| WHAT TO PRODUCE |
Where the string "high" occurs in the material below, report the whole line.

| GIVEN RECORDS |

•••

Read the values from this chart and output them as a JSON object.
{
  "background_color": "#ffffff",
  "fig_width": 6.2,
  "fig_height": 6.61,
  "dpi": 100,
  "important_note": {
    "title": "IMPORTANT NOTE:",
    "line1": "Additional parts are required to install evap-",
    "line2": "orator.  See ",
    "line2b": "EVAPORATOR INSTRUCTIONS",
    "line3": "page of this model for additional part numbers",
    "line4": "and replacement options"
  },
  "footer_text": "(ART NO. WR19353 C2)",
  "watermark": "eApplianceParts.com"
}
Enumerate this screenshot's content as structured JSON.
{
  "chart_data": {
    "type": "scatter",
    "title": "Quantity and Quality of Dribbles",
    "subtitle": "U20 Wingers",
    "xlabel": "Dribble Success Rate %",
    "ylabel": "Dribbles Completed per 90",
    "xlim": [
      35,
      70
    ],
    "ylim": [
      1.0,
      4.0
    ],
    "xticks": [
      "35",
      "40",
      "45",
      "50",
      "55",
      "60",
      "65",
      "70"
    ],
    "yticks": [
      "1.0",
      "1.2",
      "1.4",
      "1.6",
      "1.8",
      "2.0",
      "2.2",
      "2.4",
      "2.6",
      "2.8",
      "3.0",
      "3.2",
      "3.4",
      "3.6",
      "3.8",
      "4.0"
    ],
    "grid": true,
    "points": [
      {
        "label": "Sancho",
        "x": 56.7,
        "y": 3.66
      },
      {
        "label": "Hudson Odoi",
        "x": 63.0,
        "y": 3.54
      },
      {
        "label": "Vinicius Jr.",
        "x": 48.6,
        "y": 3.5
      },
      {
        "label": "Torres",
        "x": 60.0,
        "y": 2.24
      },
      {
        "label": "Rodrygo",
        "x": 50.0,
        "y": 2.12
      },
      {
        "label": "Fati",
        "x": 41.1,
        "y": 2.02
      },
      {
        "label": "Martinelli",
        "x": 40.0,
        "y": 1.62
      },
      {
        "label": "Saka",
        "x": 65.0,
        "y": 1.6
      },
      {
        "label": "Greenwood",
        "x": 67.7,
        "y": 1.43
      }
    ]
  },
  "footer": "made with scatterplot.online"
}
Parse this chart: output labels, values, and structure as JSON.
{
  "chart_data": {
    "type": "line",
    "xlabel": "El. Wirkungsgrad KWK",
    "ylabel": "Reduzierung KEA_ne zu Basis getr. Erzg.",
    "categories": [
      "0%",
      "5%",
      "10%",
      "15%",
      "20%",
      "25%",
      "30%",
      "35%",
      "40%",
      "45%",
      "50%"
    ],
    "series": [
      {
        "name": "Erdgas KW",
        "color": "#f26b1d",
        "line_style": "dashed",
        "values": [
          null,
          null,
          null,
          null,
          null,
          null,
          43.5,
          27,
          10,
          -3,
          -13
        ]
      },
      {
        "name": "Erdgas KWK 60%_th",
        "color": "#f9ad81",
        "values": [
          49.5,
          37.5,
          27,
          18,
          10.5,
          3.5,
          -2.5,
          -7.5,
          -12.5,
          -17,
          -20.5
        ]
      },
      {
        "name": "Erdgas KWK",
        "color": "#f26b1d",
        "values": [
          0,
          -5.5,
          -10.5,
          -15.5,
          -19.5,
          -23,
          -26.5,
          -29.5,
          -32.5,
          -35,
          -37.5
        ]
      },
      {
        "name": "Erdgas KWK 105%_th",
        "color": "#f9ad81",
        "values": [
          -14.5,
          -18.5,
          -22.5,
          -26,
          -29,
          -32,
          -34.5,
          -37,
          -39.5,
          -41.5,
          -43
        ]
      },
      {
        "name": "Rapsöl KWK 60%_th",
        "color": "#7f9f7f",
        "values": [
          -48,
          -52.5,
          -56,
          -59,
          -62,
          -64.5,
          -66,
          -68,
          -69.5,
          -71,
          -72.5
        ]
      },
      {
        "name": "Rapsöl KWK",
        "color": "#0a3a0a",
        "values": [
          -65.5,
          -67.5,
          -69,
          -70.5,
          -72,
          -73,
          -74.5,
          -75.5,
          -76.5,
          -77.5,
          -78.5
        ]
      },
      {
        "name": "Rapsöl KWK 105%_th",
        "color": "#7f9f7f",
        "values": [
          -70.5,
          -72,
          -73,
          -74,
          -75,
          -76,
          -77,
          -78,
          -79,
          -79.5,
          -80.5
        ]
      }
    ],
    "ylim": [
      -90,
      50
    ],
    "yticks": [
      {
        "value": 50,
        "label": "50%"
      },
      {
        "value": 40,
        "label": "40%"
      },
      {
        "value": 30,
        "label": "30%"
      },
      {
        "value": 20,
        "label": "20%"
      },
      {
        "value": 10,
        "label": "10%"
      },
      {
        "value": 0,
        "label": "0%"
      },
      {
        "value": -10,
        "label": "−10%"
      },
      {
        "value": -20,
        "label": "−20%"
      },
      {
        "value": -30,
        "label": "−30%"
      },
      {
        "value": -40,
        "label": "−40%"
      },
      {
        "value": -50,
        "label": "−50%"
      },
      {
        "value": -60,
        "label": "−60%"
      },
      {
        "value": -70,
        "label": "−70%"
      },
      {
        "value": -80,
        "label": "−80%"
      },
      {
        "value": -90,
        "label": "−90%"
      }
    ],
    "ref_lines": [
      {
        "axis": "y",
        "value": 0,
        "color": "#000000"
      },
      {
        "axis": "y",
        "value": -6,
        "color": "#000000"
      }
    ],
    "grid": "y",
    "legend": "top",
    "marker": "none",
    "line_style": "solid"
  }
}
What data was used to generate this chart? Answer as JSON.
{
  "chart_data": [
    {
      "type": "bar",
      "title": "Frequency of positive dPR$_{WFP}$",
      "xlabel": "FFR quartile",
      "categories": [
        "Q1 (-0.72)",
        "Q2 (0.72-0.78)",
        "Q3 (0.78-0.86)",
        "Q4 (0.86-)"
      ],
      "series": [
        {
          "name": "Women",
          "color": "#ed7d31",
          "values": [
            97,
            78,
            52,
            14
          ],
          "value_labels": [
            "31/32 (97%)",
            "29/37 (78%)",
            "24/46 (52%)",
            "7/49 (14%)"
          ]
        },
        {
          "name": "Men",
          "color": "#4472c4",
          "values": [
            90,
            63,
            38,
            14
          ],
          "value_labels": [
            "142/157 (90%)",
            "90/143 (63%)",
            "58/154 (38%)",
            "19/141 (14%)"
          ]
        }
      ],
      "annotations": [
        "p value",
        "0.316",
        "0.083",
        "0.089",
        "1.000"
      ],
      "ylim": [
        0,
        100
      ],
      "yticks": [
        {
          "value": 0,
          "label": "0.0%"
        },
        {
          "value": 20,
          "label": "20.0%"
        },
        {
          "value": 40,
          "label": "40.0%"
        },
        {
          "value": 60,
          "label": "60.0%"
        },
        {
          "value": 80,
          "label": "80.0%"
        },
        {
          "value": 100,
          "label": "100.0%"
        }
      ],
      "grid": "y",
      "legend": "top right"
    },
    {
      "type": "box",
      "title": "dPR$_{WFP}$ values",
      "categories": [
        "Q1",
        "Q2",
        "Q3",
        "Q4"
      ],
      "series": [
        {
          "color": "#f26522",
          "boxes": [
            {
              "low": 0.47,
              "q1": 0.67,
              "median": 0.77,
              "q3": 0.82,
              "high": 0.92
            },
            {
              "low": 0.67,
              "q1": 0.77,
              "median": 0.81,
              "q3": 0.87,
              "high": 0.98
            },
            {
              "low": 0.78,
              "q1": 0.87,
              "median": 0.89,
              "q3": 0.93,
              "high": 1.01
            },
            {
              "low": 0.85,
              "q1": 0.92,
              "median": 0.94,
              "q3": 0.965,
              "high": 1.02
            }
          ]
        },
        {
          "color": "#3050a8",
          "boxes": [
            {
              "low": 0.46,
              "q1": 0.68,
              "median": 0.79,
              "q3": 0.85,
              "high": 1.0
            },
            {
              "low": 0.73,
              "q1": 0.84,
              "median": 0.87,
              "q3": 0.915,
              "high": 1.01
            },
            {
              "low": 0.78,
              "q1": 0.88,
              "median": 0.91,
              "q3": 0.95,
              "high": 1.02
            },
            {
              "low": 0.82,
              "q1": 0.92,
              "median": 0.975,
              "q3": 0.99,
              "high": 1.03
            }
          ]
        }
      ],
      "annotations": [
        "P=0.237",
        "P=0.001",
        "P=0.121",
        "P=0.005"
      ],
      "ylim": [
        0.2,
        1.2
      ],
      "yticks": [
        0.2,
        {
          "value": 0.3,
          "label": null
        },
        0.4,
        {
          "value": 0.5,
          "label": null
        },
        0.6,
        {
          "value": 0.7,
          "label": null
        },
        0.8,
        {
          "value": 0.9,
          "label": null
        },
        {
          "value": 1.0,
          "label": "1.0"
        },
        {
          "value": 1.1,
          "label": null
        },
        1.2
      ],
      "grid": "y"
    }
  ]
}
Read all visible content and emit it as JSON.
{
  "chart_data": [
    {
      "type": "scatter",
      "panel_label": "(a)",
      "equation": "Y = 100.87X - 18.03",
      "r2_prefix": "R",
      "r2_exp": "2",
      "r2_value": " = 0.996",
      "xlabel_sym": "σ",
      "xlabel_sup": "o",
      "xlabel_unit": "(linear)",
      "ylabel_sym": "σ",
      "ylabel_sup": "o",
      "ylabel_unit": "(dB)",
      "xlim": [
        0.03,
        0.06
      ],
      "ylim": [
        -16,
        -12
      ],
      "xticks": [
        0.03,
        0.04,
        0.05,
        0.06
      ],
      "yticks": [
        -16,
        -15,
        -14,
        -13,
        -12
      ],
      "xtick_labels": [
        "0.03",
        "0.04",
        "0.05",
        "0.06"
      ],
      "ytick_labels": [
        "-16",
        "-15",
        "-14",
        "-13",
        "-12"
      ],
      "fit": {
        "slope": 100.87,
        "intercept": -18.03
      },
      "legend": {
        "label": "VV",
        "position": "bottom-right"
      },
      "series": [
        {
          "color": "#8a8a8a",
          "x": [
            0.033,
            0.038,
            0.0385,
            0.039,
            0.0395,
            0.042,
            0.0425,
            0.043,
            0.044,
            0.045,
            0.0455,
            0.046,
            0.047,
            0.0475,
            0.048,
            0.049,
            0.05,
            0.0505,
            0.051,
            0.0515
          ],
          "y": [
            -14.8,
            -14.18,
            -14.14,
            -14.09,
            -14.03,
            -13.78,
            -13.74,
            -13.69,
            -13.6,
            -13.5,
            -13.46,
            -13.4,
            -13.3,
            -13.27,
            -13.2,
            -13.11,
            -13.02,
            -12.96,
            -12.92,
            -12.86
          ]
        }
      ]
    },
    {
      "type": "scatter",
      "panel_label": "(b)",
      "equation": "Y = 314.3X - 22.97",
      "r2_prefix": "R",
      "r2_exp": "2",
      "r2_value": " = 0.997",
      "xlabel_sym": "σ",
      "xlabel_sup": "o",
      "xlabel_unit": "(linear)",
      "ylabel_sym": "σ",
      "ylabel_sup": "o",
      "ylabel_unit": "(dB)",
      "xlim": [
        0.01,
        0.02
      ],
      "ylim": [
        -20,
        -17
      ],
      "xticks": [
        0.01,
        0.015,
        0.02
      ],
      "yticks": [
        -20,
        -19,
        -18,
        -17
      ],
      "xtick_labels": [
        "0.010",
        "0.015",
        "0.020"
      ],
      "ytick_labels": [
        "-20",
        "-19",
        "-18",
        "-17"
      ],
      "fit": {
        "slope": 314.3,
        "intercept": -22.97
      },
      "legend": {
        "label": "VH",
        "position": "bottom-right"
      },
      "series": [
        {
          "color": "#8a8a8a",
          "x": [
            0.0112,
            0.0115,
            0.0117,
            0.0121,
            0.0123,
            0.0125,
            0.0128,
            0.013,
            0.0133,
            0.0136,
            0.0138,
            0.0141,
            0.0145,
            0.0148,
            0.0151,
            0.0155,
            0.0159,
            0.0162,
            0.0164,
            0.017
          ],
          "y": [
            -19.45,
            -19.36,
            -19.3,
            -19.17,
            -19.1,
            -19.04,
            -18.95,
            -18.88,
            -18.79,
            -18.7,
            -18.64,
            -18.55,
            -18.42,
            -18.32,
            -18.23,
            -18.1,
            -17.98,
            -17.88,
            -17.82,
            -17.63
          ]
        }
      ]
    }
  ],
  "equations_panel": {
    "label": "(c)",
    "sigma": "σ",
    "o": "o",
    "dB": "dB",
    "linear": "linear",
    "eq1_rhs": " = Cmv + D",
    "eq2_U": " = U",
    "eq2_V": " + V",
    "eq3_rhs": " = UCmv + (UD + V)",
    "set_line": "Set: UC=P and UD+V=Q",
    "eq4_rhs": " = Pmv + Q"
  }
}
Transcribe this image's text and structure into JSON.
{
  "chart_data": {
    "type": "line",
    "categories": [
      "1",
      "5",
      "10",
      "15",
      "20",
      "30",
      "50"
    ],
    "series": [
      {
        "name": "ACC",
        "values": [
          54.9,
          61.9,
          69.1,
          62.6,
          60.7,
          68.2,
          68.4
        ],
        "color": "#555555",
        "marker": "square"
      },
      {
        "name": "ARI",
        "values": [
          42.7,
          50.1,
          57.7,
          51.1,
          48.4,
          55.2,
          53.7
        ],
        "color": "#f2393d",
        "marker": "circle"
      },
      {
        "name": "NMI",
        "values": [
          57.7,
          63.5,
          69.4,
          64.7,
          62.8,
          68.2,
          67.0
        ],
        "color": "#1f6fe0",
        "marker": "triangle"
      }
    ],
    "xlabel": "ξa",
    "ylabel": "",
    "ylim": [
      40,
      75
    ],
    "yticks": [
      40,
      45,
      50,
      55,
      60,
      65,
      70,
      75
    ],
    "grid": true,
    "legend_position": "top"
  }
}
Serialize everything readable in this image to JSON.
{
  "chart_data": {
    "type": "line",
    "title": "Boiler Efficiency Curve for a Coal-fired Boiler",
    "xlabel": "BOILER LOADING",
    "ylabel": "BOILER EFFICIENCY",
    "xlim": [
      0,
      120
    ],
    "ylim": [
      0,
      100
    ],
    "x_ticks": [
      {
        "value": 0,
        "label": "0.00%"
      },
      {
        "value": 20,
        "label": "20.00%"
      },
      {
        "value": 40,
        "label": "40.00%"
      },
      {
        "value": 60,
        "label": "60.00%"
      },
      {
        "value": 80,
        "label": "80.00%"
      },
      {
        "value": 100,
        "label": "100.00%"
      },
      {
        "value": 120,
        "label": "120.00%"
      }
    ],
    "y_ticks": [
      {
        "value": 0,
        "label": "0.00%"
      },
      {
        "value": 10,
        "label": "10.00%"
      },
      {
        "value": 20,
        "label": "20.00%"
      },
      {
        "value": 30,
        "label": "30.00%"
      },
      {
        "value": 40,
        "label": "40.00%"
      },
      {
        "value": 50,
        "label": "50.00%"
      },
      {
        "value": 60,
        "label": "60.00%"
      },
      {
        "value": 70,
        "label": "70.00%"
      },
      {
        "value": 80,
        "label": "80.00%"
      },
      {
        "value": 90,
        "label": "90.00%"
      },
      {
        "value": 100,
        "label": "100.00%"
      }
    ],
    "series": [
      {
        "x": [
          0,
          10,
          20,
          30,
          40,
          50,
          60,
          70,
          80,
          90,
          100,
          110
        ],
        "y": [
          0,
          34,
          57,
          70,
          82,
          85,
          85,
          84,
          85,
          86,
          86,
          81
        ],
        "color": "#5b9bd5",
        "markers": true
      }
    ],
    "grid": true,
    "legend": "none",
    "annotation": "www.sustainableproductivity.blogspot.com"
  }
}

•••

| EXERCISE RESULT |
              "high": 0.92
              "high": 0.98
              "high": 1.01
              "high": 1.02
              "high": 1.0
              "high": 1.01
              "high": 1.02
              "high": 1.03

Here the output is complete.